====== RECORDS FOR THIS EXERCISE ======

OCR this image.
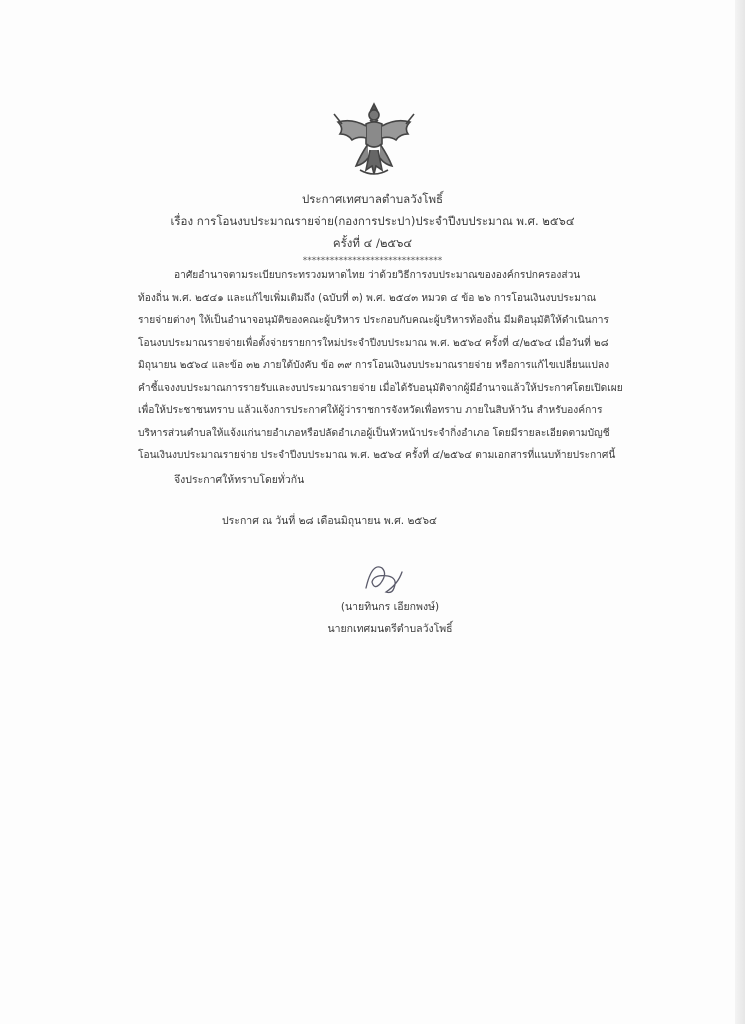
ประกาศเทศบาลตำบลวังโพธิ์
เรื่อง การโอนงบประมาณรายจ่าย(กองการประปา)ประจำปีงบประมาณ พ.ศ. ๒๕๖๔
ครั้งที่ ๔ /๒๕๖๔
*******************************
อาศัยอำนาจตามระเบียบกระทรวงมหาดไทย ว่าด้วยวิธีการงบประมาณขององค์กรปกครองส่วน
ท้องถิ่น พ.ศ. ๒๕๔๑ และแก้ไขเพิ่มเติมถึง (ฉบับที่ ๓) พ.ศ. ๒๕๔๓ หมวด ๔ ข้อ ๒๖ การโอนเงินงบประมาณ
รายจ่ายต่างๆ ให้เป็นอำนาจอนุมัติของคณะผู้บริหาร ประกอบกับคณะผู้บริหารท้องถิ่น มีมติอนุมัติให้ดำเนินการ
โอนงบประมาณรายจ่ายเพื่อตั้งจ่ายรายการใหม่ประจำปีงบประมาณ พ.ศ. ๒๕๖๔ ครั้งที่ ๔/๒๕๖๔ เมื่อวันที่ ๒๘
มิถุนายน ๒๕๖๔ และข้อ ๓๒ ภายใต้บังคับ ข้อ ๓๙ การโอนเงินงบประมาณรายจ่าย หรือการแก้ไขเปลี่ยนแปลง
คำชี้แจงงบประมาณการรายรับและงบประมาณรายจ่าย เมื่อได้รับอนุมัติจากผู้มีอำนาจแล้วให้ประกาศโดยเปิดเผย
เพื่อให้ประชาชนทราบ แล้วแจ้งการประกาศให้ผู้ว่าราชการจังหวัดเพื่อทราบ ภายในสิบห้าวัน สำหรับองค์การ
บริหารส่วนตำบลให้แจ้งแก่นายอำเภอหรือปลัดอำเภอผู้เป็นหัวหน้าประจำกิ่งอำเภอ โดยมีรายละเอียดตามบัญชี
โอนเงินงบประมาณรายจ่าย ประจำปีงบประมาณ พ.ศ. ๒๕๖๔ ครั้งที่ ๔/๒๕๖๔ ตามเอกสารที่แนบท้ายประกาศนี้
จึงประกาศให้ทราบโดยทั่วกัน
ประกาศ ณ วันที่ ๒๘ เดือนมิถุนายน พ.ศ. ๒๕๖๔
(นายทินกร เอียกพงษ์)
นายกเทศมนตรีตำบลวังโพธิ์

======
====== RECORDS FOR THIS EXERCISE ======

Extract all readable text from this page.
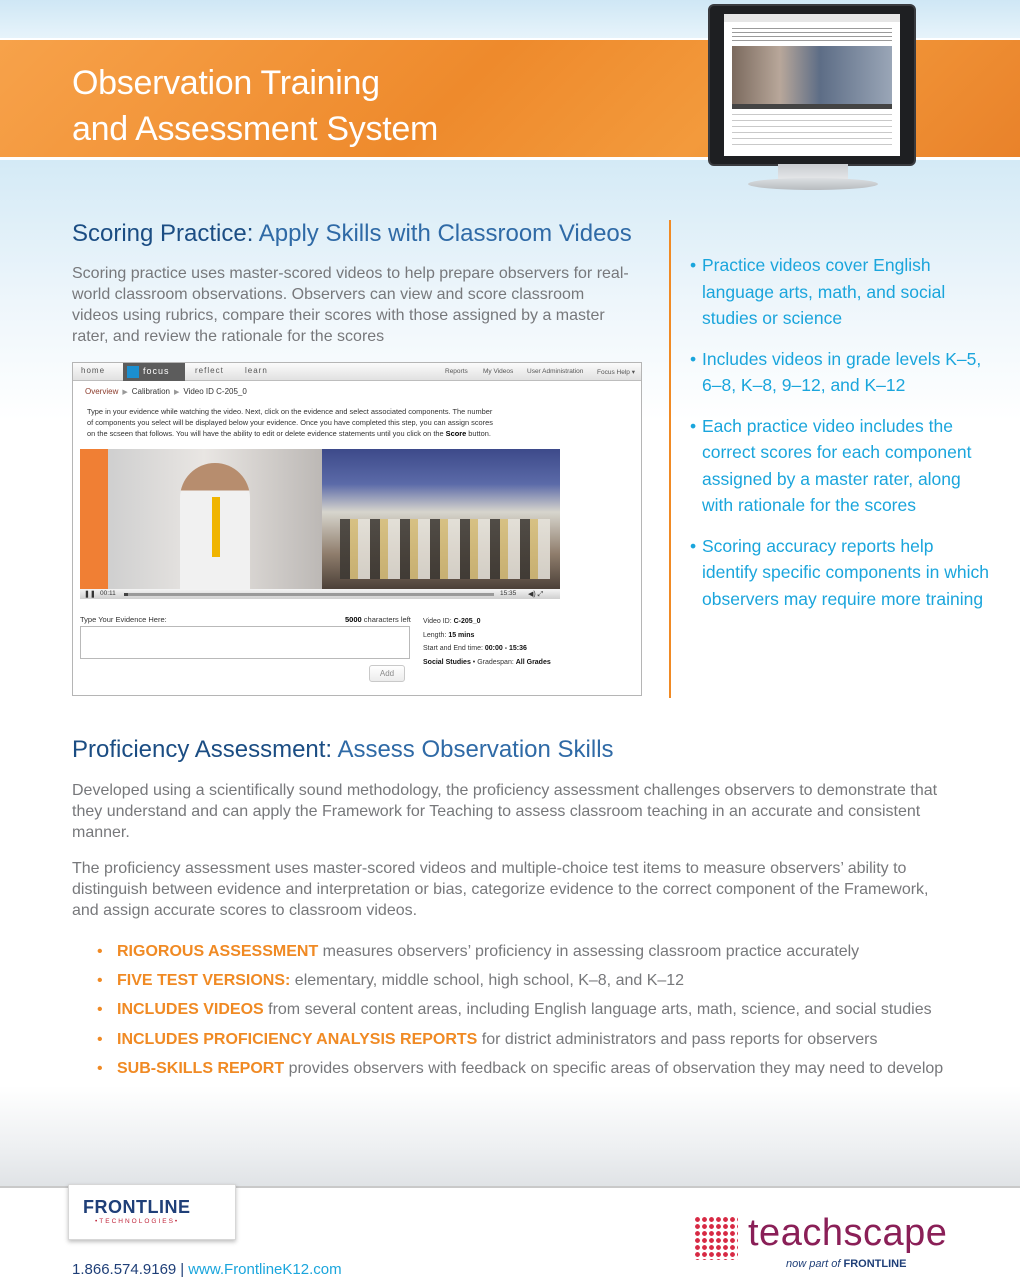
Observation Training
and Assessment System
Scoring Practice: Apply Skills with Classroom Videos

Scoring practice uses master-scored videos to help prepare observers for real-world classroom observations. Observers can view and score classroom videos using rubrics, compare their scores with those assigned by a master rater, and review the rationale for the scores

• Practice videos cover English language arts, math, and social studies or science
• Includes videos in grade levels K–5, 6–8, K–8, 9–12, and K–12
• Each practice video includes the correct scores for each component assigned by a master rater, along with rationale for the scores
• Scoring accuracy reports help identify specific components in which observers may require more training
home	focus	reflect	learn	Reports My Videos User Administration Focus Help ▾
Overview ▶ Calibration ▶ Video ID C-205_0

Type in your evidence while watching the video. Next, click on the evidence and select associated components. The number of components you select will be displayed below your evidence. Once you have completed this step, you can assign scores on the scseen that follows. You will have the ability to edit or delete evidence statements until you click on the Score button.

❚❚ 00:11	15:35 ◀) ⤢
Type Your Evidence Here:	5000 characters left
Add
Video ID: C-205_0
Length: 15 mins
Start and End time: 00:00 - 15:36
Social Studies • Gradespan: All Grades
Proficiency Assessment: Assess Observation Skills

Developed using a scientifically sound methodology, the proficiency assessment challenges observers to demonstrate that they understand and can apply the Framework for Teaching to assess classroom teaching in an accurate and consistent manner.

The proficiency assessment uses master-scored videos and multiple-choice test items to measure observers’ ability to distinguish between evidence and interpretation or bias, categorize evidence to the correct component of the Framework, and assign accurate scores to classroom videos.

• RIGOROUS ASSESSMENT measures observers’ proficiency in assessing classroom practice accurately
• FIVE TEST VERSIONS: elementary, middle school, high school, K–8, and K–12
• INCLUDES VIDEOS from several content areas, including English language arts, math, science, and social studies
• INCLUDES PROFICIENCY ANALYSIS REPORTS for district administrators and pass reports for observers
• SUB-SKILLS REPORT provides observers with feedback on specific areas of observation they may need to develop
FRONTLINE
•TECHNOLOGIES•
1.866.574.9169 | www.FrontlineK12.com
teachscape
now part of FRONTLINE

======

• _EXERCISE TASK_
Select all lines in the listing above where the word "ประจำป" appears, and show them.

• _REPLY TO THE EXERCISE_
เรื่อง การโอนงบประมาณรายจ่าย(กองการประปา)ประจำปีงบประมาณ พ.ศ. ๒๕๖๔
โอนงบประมาณรายจ่ายเพื่อตั้งจ่ายรายการใหม่ประจำปีงบประมาณ พ.ศ. ๒๕๖๔ ครั้งที่ ๔/๒๕๖๔ เมื่อวันที่ ๒๘
โอนเงินงบประมาณรายจ่าย ประจำปีงบประมาณ พ.ศ. ๒๕๖๔ ครั้งที่ ๔/๒๕๖๔ ตามเอกสารที่แนบท้ายประกาศนี้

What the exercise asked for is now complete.